## start Excerpted data

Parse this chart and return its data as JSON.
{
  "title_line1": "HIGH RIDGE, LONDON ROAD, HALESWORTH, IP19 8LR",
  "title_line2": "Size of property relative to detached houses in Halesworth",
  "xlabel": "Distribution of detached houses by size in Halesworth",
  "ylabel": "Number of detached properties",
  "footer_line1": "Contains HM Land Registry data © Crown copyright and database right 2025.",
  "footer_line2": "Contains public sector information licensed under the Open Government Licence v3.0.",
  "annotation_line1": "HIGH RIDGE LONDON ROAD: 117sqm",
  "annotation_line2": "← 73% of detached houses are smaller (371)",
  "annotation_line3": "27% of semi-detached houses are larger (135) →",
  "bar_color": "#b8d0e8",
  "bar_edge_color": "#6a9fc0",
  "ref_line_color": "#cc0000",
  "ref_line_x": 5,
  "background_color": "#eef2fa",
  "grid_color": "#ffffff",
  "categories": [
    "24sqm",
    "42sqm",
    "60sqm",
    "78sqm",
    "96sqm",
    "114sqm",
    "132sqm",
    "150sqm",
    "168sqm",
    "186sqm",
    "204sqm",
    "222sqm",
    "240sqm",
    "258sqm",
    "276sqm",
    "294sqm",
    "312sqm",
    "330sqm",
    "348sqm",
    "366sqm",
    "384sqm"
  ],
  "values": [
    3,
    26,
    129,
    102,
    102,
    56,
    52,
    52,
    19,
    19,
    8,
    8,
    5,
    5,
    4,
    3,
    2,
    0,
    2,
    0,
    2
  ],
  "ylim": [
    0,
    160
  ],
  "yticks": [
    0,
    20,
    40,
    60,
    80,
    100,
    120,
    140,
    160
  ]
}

## end Excerpted data

What this task involves:
Above are the records; copy every line in them that holds the word "LONDON".

Response:
  "title_line1": "HIGH RIDGE, LONDON ROAD, HALESWORTH, IP19 8LR",
  "annotation_line1": "HIGH RIDGE LONDON ROAD: 117sqm",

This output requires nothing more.